◆ DATA PROVIDED:

--------------------------------------------------

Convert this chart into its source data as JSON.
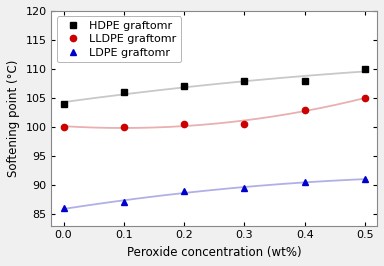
{
  "x": [
    0.0,
    0.1,
    0.2,
    0.3,
    0.4,
    0.5
  ],
  "hdpe": [
    104.0,
    106.0,
    107.0,
    108.0,
    108.0,
    110.0
  ],
  "lldpe": [
    100.0,
    100.0,
    100.5,
    100.5,
    103.0,
    105.0
  ],
  "ldpe": [
    86.0,
    87.0,
    89.0,
    89.5,
    90.5,
    91.0
  ],
  "hdpe_label": "HDPE graftomr",
  "lldpe_label": "LLDPE graftomr",
  "ldpe_label": "LDPE graftomr",
  "hdpe_marker_color": "black",
  "lldpe_marker_color": "#cc0000",
  "ldpe_marker_color": "#0000cc",
  "hdpe_line_color": "#c8c8c8",
  "lldpe_line_color": "#e8b0b0",
  "ldpe_line_color": "#b0b0e8",
  "xlabel": "Peroxide concentration (wt%)",
  "ylabel": "Softening point (°C)",
  "ylim": [
    83,
    120
  ],
  "xlim": [
    -0.02,
    0.52
  ],
  "yticks": [
    85,
    90,
    95,
    100,
    105,
    110,
    115,
    120
  ],
  "xticks": [
    0.0,
    0.1,
    0.2,
    0.3,
    0.4,
    0.5
  ],
  "axis_fontsize": 8.5,
  "tick_fontsize": 8,
  "legend_fontsize": 8,
  "fig_bg_color": "#f0f0f0",
  "axes_bg_color": "#ffffff"
}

--------------------------------------------------

◆ TASK INSTRUCTIONS: Write out the material above again, word for word, minus its pictures.

◆ RIGHT ANSWER:
Convert this chart into its source data as JSON.
{
  "x": [
    0.0,
    0.1,
    0.2,
    0.3,
    0.4,
    0.5
  ],
  "hdpe": [
    104.0,
    106.0,
    107.0,
    108.0,
    108.0,
    110.0
  ],
  "lldpe": [
    100.0,
    100.0,
    100.5,
    100.5,
    103.0,
    105.0
  ],
  "ldpe": [
    86.0,
    87.0,
    89.0,
    89.5,
    90.5,
    91.0
  ],
  "hdpe_label": "HDPE graftomr",
  "lldpe_label": "LLDPE graftomr",
  "ldpe_label": "LDPE graftomr",
  "hdpe_marker_color": "black",
  "lldpe_marker_color": "#cc0000",
  "ldpe_marker_color": "#0000cc",
  "hdpe_line_color": "#c8c8c8",
  "lldpe_line_color": "#e8b0b0",
  "ldpe_line_color": "#b0b0e8",
  "xlabel": "Peroxide concentration (wt%)",
  "ylabel": "Softening point (°C)",
  "ylim": [
    83,
    120
  ],
  "xlim": [
    -0.02,
    0.52
  ],
  "yticks": [
    85,
    90,
    95,
    100,
    105,
    110,
    115,
    120
  ],
  "xticks": [
    0.0,
    0.1,
    0.2,
    0.3,
    0.4,
    0.5
  ],
  "axis_fontsize": 8.5,
  "tick_fontsize": 8,
  "legend_fontsize": 8,
  "fig_bg_color": "#f0f0f0",
  "axes_bg_color": "#ffffff"
}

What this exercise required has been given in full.